- [EXERCISE DIRECTIONS] Repeat the data below exactly, dropping any pictures it holds.

Chart and figure data:
####

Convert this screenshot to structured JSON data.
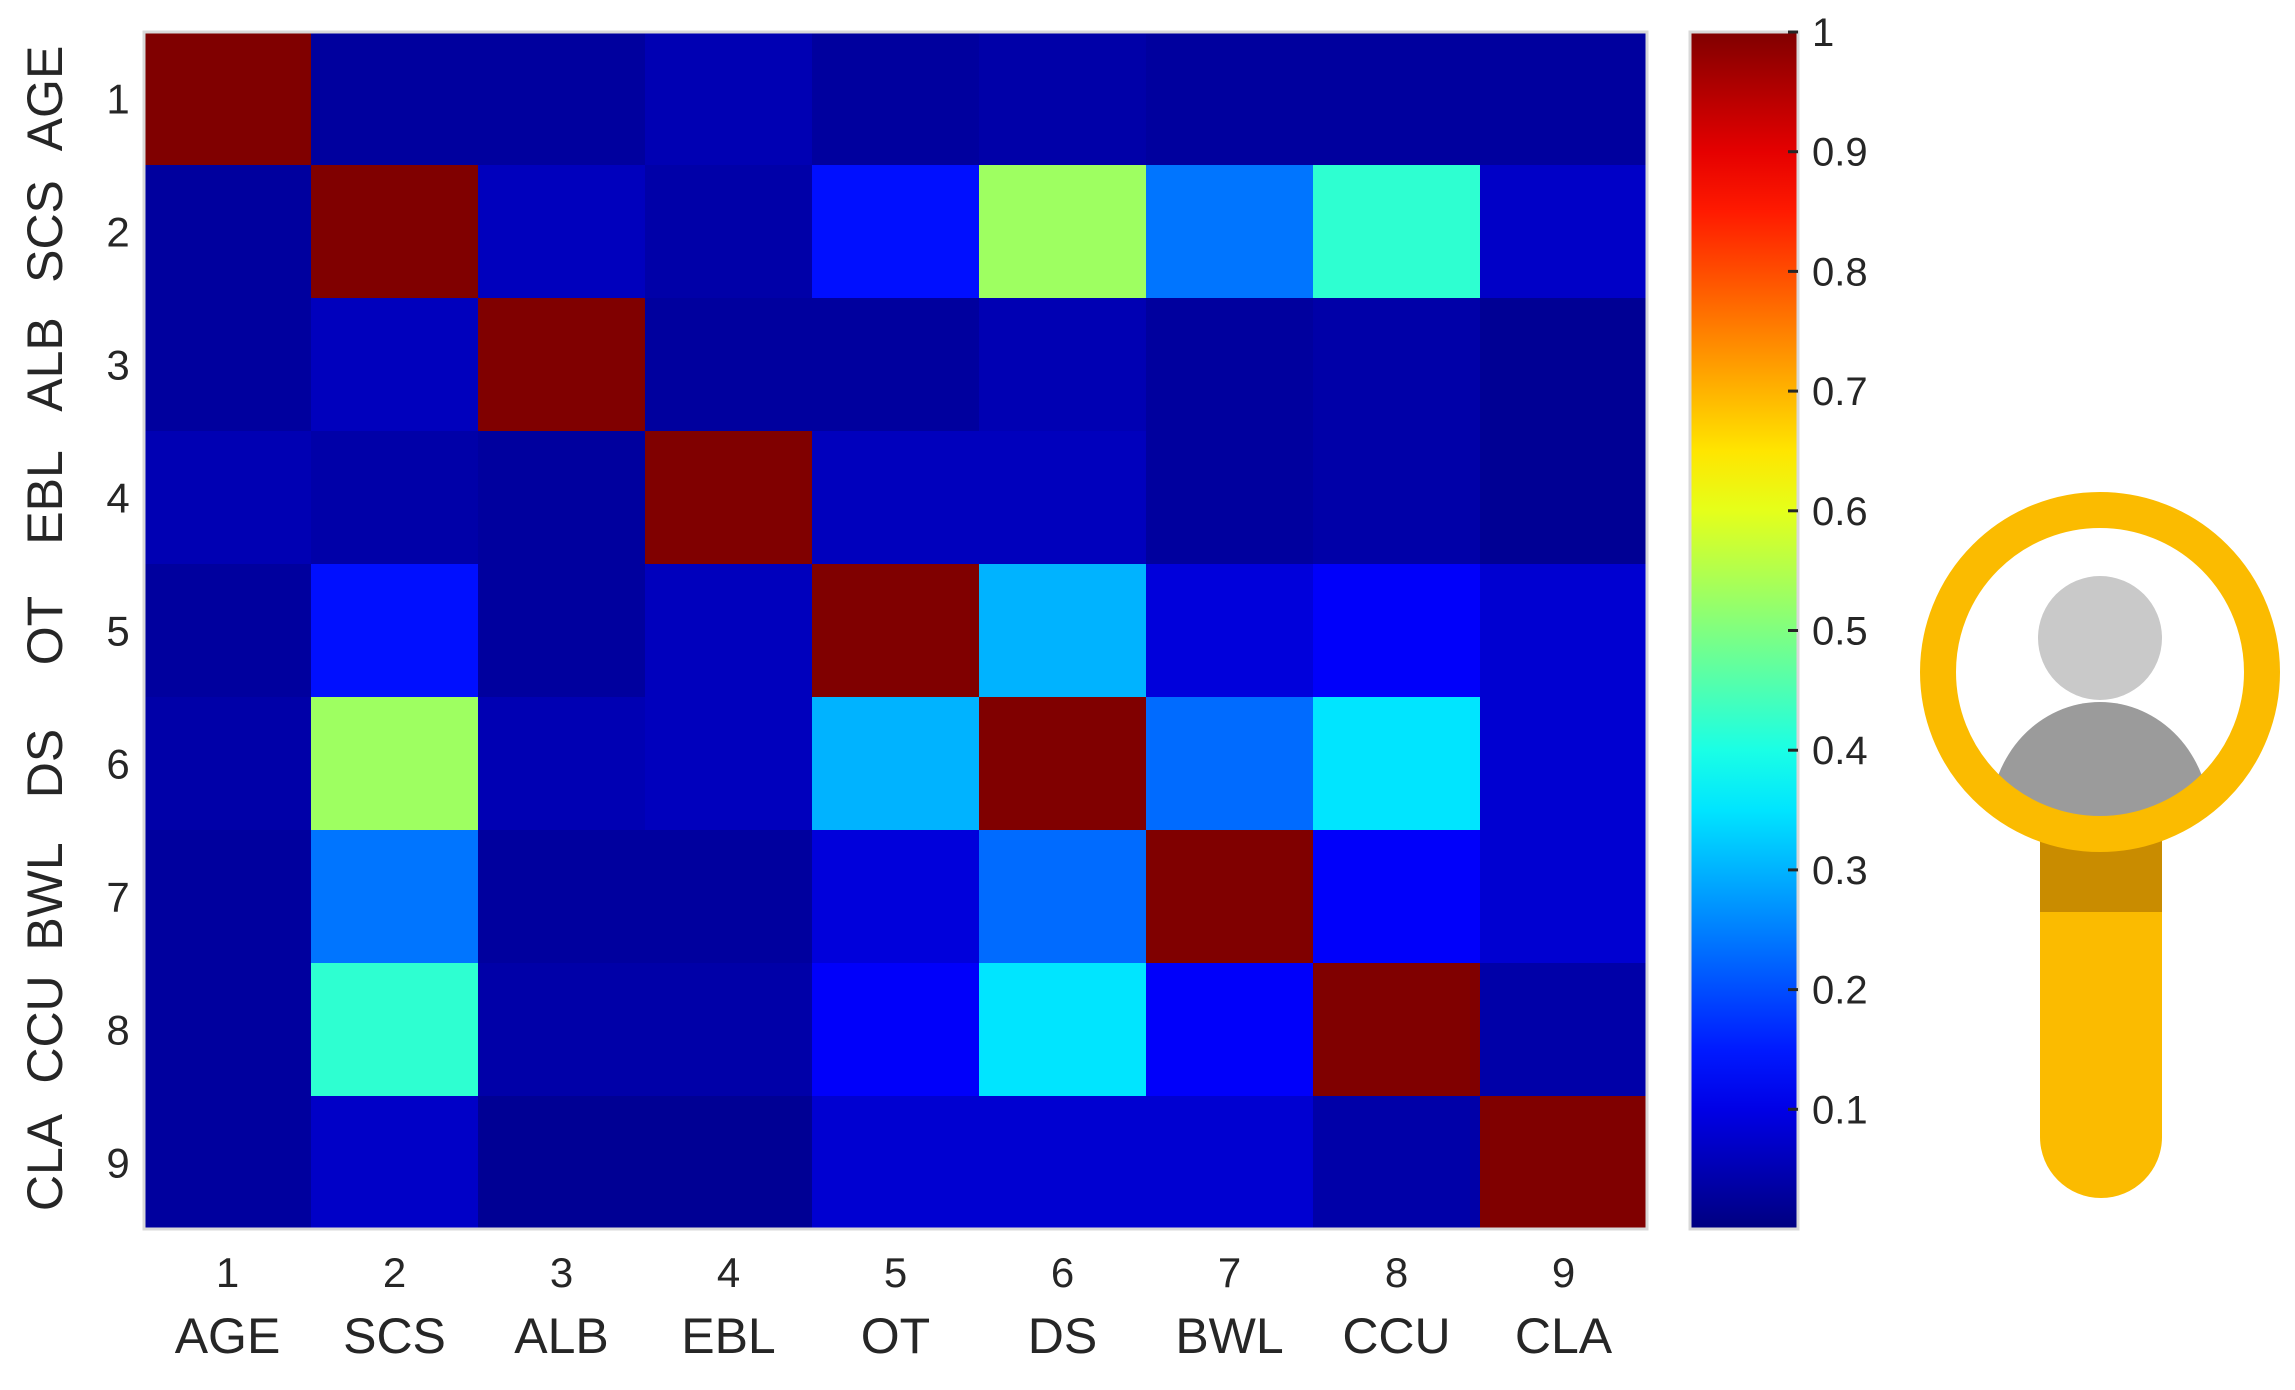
{
  "chart_data": {
    "type": "heatmap",
    "title": "",
    "x_tick_numbers": [
      "1",
      "2",
      "3",
      "4",
      "5",
      "6",
      "7",
      "8",
      "9"
    ],
    "x_tick_names": [
      "AGE",
      "SCS",
      "ALB",
      "EBL",
      "OT",
      "DS",
      "BWL",
      "CCU",
      "CLA"
    ],
    "y_tick_numbers": [
      "1",
      "2",
      "3",
      "4",
      "5",
      "6",
      "7",
      "8",
      "9"
    ],
    "y_tick_names": [
      "AGE",
      "SCS",
      "ALB",
      "EBL",
      "OT",
      "DS",
      "BWL",
      "CCU",
      "CLA"
    ],
    "matrix": [
      [
        1.0,
        0.03,
        0.03,
        0.05,
        0.03,
        0.04,
        0.03,
        0.03,
        0.03
      ],
      [
        0.03,
        1.0,
        0.06,
        0.04,
        0.14,
        0.53,
        0.24,
        0.42,
        0.07
      ],
      [
        0.03,
        0.06,
        1.0,
        0.03,
        0.03,
        0.05,
        0.03,
        0.04,
        0.02
      ],
      [
        0.05,
        0.04,
        0.03,
        1.0,
        0.06,
        0.06,
        0.03,
        0.04,
        0.02
      ],
      [
        0.03,
        0.14,
        0.03,
        0.06,
        1.0,
        0.3,
        0.09,
        0.12,
        0.08
      ],
      [
        0.04,
        0.53,
        0.05,
        0.06,
        0.3,
        1.0,
        0.23,
        0.35,
        0.08
      ],
      [
        0.03,
        0.24,
        0.03,
        0.03,
        0.09,
        0.23,
        1.0,
        0.12,
        0.08
      ],
      [
        0.03,
        0.42,
        0.04,
        0.04,
        0.12,
        0.35,
        0.12,
        1.0,
        0.04
      ],
      [
        0.03,
        0.07,
        0.02,
        0.02,
        0.08,
        0.08,
        0.08,
        0.04,
        1.0
      ]
    ],
    "colormap": "jet",
    "colorbar": {
      "ticks": [
        "0.1",
        "0.2",
        "0.3",
        "0.4",
        "0.5",
        "0.6",
        "0.7",
        "0.8",
        "0.9",
        "1"
      ],
      "tick_values": [
        0.1,
        0.2,
        0.3,
        0.4,
        0.5,
        0.6,
        0.7,
        0.8,
        0.9,
        1.0
      ],
      "range": [
        0,
        1
      ]
    },
    "grid": false
  },
  "decoration": {
    "icon": "magnifying-glass-person-icon",
    "colors": {
      "ring": "#fbbb00",
      "ring_dark": "#c98c00",
      "head": "#c9c9c9",
      "body": "#9b9b9b"
    }
  }
}
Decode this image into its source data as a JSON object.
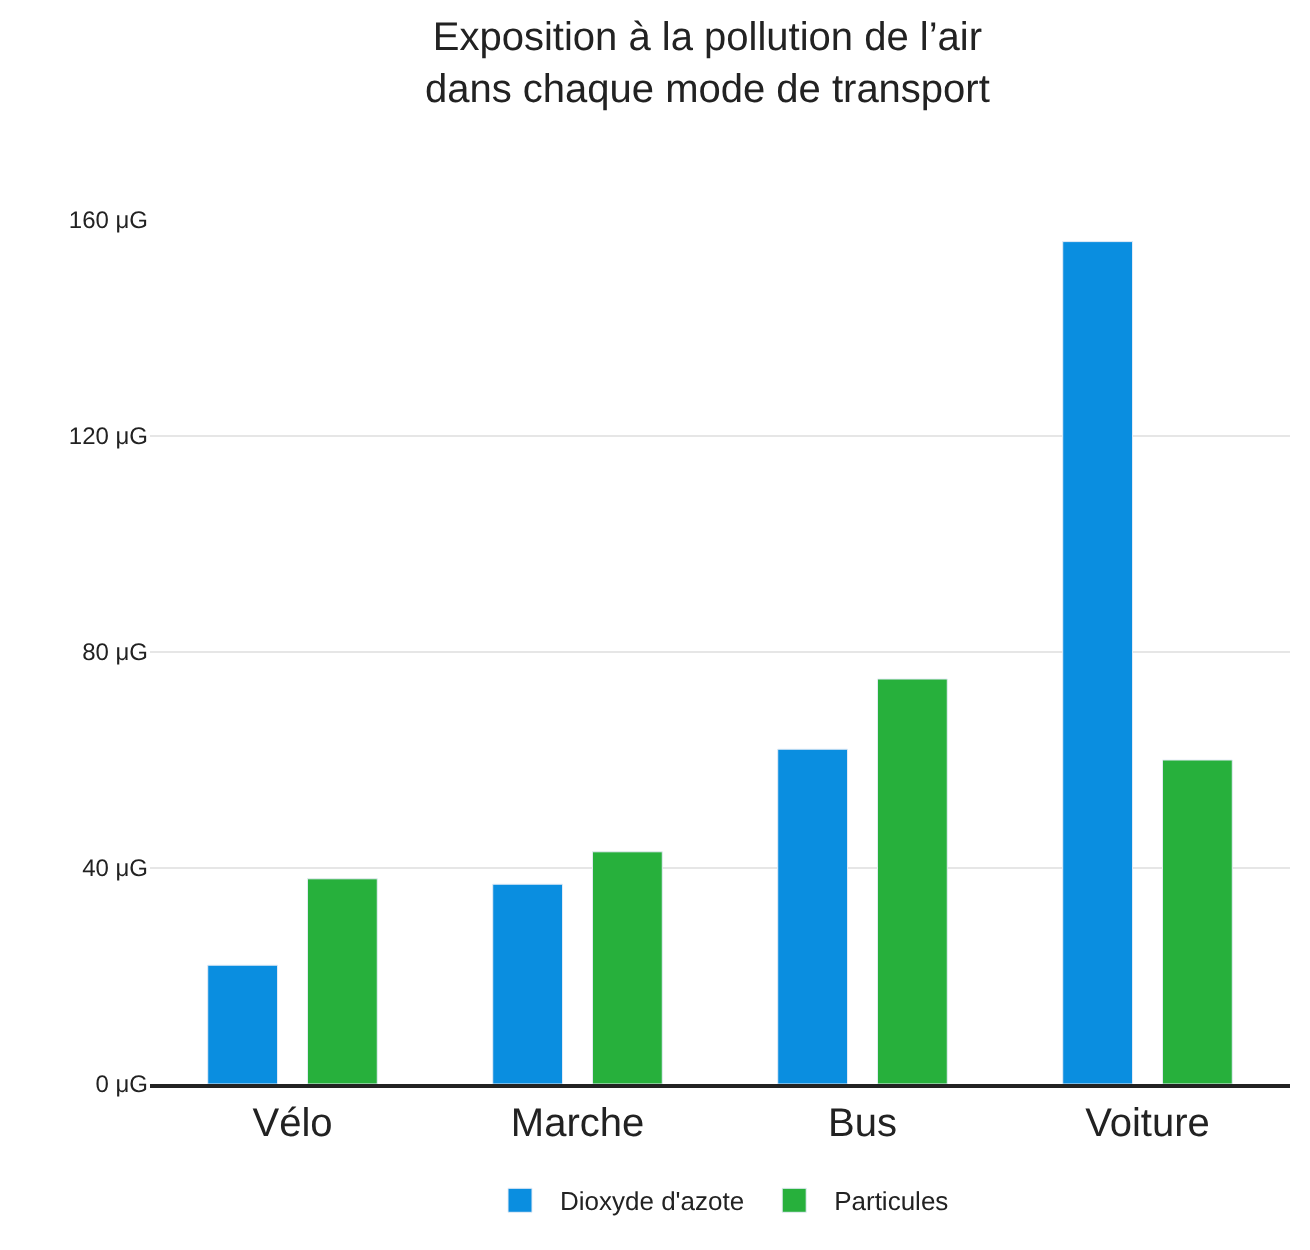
{
  "chart_data": {
    "type": "bar",
    "title": "Exposition à la pollution de l’air\ndans chaque mode de transport",
    "categories": [
      "Vélo",
      "Marche",
      "Bus",
      "Voiture"
    ],
    "series": [
      {
        "name": "Dioxyde d'azote",
        "color": "#0a8ee0",
        "values": [
          22,
          37,
          62,
          156
        ]
      },
      {
        "name": "Particules",
        "color": "#27b03c",
        "values": [
          38,
          43,
          75,
          60
        ]
      }
    ],
    "ylim": [
      0,
      160
    ],
    "yticks": [
      {
        "value": 0,
        "label": "0 μG"
      },
      {
        "value": 40,
        "label": "40 μG"
      },
      {
        "value": 80,
        "label": "80 μG"
      },
      {
        "value": 120,
        "label": "120 μG"
      },
      {
        "value": 160,
        "label": "160 μG"
      }
    ],
    "grid": "y",
    "legend": "bottom"
  }
}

####

- [SOLVED PROBLEM]
Convert this screenshot to structured JSON data.
{
  "chart_data": {
    "type": "heatmap",
    "title": "",
    "x_tick_numbers": [
      "1",
      "2",
      "3",
      "4",
      "5",
      "6",
      "7",
      "8",
      "9"
    ],
    "x_tick_names": [
      "AGE",
      "SCS",
      "ALB",
      "EBL",
      "OT",
      "DS",
      "BWL",
      "CCU",
      "CLA"
    ],
    "y_tick_numbers": [
      "1",
      "2",
      "3",
      "4",
      "5",
      "6",
      "7",
      "8",
      "9"
    ],
    "y_tick_names": [
      "AGE",
      "SCS",
      "ALB",
      "EBL",
      "OT",
      "DS",
      "BWL",
      "CCU",
      "CLA"
    ],
    "matrix": [
      [
        1.0,
        0.03,
        0.03,
        0.05,
        0.03,
        0.04,
        0.03,
        0.03,
        0.03
      ],
      [
        0.03,
        1.0,
        0.06,
        0.04,
        0.14,
        0.53,
        0.24,
        0.42,
        0.07
      ],
      [
        0.03,
        0.06,
        1.0,
        0.03,
        0.03,
        0.05,
        0.03,
        0.04,
        0.02
      ],
      [
        0.05,
        0.04,
        0.03,
        1.0,
        0.06,
        0.06,
        0.03,
        0.04,
        0.02
      ],
      [
        0.03,
        0.14,
        0.03,
        0.06,
        1.0,
        0.3,
        0.09,
        0.12,
        0.08
      ],
      [
        0.04,
        0.53,
        0.05,
        0.06,
        0.3,
        1.0,
        0.23,
        0.35,
        0.08
      ],
      [
        0.03,
        0.24,
        0.03,
        0.03,
        0.09,
        0.23,
        1.0,
        0.12,
        0.08
      ],
      [
        0.03,
        0.42,
        0.04,
        0.04,
        0.12,
        0.35,
        0.12,
        1.0,
        0.04
      ],
      [
        0.03,
        0.07,
        0.02,
        0.02,
        0.08,
        0.08,
        0.08,
        0.04,
        1.0
      ]
    ],
    "colormap": "jet",
    "colorbar": {
      "ticks": [
        "0.1",
        "0.2",
        "0.3",
        "0.4",
        "0.5",
        "0.6",
        "0.7",
        "0.8",
        "0.9",
        "1"
      ],
      "tick_values": [
        0.1,
        0.2,
        0.3,
        0.4,
        0.5,
        0.6,
        0.7,
        0.8,
        0.9,
        1.0
      ],
      "range": [
        0,
        1
      ]
    },
    "grid": false
  },
  "decoration": {
    "icon": "magnifying-glass-person-icon",
    "colors": {
      "ring": "#fbbb00",
      "ring_dark": "#c98c00",
      "head": "#c9c9c9",
      "body": "#9b9b9b"
    }
  }
}
Decode this image into its source data as a JSON object.
{
  "chart_data": {
    "type": "bar",
    "title": "Exposition à la pollution de l’air\ndans chaque mode de transport",
    "categories": [
      "Vélo",
      "Marche",
      "Bus",
      "Voiture"
    ],
    "series": [
      {
        "name": "Dioxyde d'azote",
        "color": "#0a8ee0",
        "values": [
          22,
          37,
          62,
          156
        ]
      },
      {
        "name": "Particules",
        "color": "#27b03c",
        "values": [
          38,
          43,
          75,
          60
        ]
      }
    ],
    "ylim": [
      0,
      160
    ],
    "yticks": [
      {
        "value": 0,
        "label": "0 μG"
      },
      {
        "value": 40,
        "label": "40 μG"
      },
      {
        "value": 80,
        "label": "80 μG"
      },
      {
        "value": 120,
        "label": "120 μG"
      },
      {
        "value": 160,
        "label": "160 μG"
      }
    ],
    "grid": "y",
    "legend": "bottom"
  }
}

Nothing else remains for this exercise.